Dataset listings of figures:
** BEGIN **

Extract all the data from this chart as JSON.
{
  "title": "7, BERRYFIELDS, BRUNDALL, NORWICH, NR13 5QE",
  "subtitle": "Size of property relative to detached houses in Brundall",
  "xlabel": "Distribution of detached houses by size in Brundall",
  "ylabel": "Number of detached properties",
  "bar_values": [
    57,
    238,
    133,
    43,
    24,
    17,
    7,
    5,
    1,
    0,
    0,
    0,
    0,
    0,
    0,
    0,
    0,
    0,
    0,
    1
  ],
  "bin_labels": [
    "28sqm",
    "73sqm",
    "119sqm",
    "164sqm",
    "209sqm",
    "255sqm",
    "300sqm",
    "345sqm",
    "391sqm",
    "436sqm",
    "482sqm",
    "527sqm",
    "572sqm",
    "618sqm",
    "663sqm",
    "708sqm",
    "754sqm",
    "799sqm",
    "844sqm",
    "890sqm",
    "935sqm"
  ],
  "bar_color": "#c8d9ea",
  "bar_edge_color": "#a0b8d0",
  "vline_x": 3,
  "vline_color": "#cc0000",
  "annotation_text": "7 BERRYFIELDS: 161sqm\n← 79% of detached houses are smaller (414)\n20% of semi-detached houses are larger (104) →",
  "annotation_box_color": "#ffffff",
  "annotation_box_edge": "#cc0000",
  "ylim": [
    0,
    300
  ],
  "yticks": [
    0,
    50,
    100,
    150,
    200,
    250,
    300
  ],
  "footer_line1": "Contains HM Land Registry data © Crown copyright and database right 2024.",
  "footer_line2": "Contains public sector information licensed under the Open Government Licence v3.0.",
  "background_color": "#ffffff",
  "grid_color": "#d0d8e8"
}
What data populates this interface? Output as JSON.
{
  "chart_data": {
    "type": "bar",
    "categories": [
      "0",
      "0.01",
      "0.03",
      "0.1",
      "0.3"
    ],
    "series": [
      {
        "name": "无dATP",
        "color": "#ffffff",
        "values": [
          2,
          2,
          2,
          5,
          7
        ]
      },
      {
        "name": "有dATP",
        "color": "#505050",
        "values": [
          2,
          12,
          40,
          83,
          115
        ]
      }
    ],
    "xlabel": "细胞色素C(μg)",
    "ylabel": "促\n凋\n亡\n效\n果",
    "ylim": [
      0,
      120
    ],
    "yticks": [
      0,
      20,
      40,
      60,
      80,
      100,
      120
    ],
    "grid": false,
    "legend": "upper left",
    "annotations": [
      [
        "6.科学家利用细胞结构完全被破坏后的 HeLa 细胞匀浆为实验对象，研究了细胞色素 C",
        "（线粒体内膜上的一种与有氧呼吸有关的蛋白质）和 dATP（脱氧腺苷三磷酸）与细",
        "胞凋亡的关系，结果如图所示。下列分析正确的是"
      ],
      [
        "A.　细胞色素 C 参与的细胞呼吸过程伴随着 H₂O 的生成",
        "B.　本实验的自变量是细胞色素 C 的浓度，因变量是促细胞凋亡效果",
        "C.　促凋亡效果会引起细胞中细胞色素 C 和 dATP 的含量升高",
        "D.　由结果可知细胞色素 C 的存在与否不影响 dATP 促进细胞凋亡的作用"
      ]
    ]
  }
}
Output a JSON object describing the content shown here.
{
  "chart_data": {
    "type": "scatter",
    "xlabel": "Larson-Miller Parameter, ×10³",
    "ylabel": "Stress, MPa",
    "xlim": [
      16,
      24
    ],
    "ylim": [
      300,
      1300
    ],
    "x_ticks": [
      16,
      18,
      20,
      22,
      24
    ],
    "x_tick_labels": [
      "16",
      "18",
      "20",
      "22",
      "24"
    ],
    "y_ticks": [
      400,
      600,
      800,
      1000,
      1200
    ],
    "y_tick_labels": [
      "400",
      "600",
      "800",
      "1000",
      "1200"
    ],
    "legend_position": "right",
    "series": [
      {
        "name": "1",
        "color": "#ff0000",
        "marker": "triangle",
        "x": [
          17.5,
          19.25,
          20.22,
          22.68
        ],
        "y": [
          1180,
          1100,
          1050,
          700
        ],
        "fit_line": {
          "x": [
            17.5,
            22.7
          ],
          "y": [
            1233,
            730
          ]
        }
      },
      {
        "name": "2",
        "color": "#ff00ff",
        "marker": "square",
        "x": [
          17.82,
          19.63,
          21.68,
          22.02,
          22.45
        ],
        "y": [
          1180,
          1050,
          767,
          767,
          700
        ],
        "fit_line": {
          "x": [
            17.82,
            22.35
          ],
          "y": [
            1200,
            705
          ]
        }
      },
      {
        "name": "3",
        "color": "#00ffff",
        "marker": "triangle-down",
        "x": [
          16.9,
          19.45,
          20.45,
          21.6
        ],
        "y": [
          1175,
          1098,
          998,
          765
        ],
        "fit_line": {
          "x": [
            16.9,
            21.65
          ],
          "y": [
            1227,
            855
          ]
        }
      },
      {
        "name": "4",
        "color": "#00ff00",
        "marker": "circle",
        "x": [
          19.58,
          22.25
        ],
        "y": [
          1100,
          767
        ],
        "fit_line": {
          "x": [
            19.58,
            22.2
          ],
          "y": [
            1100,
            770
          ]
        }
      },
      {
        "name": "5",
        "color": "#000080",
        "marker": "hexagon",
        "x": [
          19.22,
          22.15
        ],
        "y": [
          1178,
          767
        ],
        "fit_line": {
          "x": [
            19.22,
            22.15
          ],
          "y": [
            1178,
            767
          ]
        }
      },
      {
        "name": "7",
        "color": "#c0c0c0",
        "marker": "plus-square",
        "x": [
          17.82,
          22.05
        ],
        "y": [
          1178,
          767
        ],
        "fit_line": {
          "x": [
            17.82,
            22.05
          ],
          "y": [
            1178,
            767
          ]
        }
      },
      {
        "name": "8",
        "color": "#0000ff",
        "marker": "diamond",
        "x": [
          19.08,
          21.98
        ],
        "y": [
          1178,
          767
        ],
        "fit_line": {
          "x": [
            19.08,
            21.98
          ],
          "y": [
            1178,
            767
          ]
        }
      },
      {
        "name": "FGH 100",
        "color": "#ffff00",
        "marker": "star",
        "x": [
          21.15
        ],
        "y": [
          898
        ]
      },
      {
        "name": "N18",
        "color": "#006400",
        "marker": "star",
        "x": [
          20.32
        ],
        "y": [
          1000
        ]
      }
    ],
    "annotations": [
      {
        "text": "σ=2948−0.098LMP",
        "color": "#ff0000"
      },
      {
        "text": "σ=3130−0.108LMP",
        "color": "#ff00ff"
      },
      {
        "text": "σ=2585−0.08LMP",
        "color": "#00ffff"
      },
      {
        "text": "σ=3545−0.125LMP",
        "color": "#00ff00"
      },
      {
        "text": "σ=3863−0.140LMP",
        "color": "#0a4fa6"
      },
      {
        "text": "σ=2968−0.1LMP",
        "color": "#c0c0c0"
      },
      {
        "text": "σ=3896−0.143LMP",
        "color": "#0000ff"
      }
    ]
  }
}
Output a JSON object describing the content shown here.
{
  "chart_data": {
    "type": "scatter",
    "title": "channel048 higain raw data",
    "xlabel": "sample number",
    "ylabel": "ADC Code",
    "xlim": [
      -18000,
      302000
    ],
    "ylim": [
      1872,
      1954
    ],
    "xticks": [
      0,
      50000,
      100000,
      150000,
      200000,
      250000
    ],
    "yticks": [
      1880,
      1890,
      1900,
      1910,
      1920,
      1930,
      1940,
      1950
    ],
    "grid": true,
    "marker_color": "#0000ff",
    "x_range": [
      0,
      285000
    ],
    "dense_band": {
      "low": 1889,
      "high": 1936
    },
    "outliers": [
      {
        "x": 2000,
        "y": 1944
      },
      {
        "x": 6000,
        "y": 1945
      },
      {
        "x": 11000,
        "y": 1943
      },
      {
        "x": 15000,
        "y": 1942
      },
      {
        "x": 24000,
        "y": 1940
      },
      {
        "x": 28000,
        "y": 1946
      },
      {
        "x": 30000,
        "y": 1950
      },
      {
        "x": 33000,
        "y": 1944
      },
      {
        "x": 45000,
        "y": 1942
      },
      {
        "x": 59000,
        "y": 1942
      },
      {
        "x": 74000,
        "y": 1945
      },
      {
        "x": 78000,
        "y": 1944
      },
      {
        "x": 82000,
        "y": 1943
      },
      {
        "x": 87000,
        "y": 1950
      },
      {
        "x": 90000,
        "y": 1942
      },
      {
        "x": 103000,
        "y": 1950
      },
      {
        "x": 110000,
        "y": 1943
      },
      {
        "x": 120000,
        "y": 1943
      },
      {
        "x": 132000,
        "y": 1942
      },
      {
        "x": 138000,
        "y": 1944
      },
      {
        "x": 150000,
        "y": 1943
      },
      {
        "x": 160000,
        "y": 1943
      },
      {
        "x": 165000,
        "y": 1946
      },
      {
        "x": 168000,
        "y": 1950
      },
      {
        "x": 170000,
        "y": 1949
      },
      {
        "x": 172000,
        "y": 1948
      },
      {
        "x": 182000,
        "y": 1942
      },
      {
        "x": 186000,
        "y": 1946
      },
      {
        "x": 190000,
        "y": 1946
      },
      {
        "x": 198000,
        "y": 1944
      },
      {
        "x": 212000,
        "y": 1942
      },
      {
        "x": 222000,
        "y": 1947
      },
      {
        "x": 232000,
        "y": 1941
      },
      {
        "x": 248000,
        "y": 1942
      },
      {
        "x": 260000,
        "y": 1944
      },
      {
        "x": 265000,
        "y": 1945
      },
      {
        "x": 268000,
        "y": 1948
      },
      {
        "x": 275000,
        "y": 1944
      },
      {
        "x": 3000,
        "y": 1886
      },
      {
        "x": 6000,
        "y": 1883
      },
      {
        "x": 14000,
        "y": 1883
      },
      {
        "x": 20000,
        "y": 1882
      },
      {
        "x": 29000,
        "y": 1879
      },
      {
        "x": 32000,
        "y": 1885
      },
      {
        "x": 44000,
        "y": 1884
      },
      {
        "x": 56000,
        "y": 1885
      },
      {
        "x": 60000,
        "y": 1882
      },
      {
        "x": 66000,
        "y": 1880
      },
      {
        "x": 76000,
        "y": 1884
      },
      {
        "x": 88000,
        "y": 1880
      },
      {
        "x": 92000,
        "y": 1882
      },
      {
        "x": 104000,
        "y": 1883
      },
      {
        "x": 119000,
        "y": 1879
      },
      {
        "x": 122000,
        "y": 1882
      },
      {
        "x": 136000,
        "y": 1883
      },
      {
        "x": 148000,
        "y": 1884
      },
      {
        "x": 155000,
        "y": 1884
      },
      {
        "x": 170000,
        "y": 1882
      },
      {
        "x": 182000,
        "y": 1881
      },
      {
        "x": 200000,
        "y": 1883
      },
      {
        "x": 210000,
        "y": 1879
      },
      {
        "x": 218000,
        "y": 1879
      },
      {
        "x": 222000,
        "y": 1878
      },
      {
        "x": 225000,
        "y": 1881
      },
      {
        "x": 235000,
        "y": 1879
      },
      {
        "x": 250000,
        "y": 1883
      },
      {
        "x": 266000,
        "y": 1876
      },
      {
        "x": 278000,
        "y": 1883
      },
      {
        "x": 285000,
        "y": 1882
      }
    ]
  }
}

** END **

▶ _Objective_: How many lines in the listing above contain "this"? Answer with the number alone.

▶ _Exercise solution_: 2